> [Exercise goal]
Wherever "label" appears in a line, list that line.

> [Provided data]
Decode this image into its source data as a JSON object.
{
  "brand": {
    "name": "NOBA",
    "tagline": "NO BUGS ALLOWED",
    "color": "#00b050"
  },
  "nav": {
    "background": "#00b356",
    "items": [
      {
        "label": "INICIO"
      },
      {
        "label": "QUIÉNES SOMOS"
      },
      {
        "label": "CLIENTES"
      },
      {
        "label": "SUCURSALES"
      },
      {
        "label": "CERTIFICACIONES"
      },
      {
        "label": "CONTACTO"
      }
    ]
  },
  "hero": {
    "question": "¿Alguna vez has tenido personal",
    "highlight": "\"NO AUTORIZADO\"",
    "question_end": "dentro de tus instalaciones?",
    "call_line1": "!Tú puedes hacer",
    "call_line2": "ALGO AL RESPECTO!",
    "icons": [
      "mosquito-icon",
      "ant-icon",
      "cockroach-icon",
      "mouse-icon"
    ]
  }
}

> [Exercise output]
        "label": "INICIO"
        "label": "QUIÉNES SOMOS"
        "label": "CLIENTES"
        "label": "SUCURSALES"
        "label": "CERTIFICACIONES"
        "label": "CONTACTO"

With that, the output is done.